▸ Problem requirements
Give only the number of lines below that contain the word "Artist".

▸ Records from a dataset
*****
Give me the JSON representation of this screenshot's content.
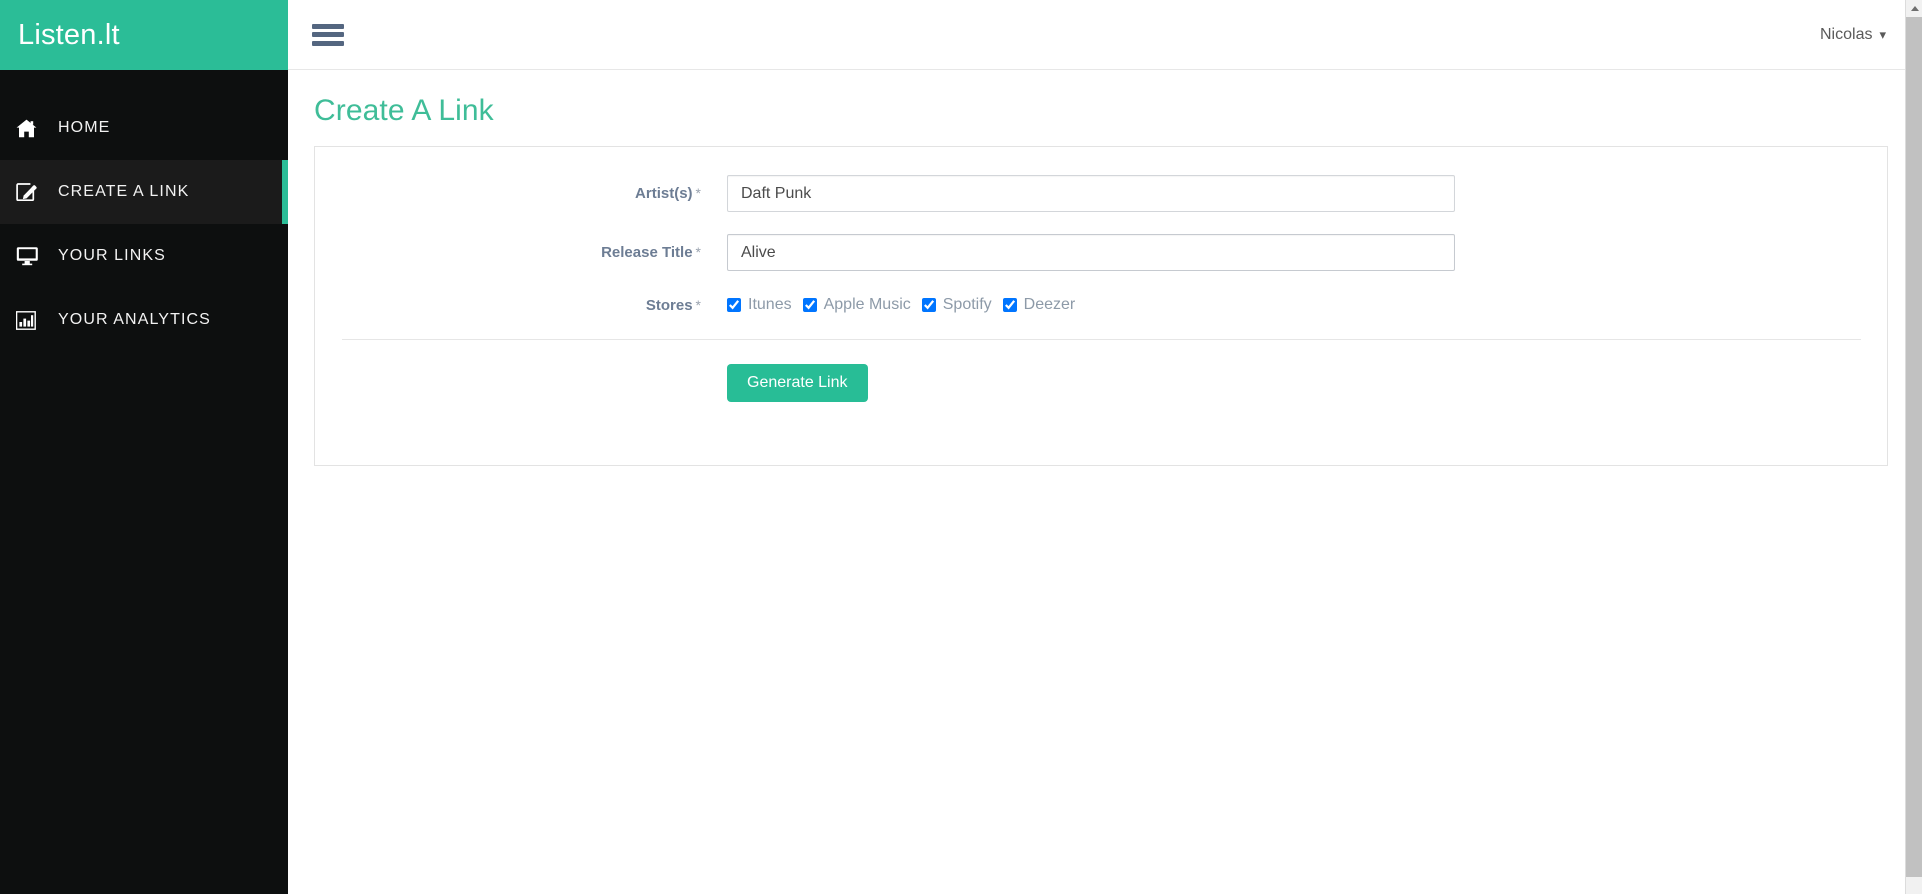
{
  "brand": {
    "name": "Listen.lt"
  },
  "sidebar": {
    "items": [
      {
        "label": "HOME",
        "icon": "home-icon",
        "active": false
      },
      {
        "label": "CREATE A LINK",
        "icon": "pencil-square-icon",
        "active": true
      },
      {
        "label": "YOUR LINKS",
        "icon": "desktop-icon",
        "active": false
      },
      {
        "label": "YOUR ANALYTICS",
        "icon": "bar-chart-icon",
        "active": false
      }
    ]
  },
  "topbar": {
    "menu_toggle": "hamburger-icon",
    "user": "Nicolas",
    "caret": "⌄"
  },
  "page": {
    "title": "Create A Link"
  },
  "form": {
    "fields": [
      {
        "label": "Artist(s)",
        "required_mark": "*",
        "value": "Daft Punk",
        "placeholder": "Artist(s)"
      },
      {
        "label": "Release Title",
        "required_mark": "*",
        "value": "Alive",
        "placeholder": "Release Title"
      }
    ],
    "stores": {
      "label": "Stores",
      "required_mark": "*",
      "options": [
        {
          "label": "Itunes",
          "checked": true
        },
        {
          "label": "Apple Music",
          "checked": true
        },
        {
          "label": "Spotify",
          "checked": true
        },
        {
          "label": "Deezer",
          "checked": true
        }
      ]
    },
    "submit_label": "Generate Link"
  },
  "colors": {
    "accent": "#2bbd97",
    "sidebar_bg": "#0d0f0f",
    "sidebar_active_bg": "#1b1b1b",
    "title": "#3fbd98",
    "label": "#6d7d94",
    "store_label": "#8d9aa8",
    "hamburger": "#546680"
  }
}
*****
▸ Solution
2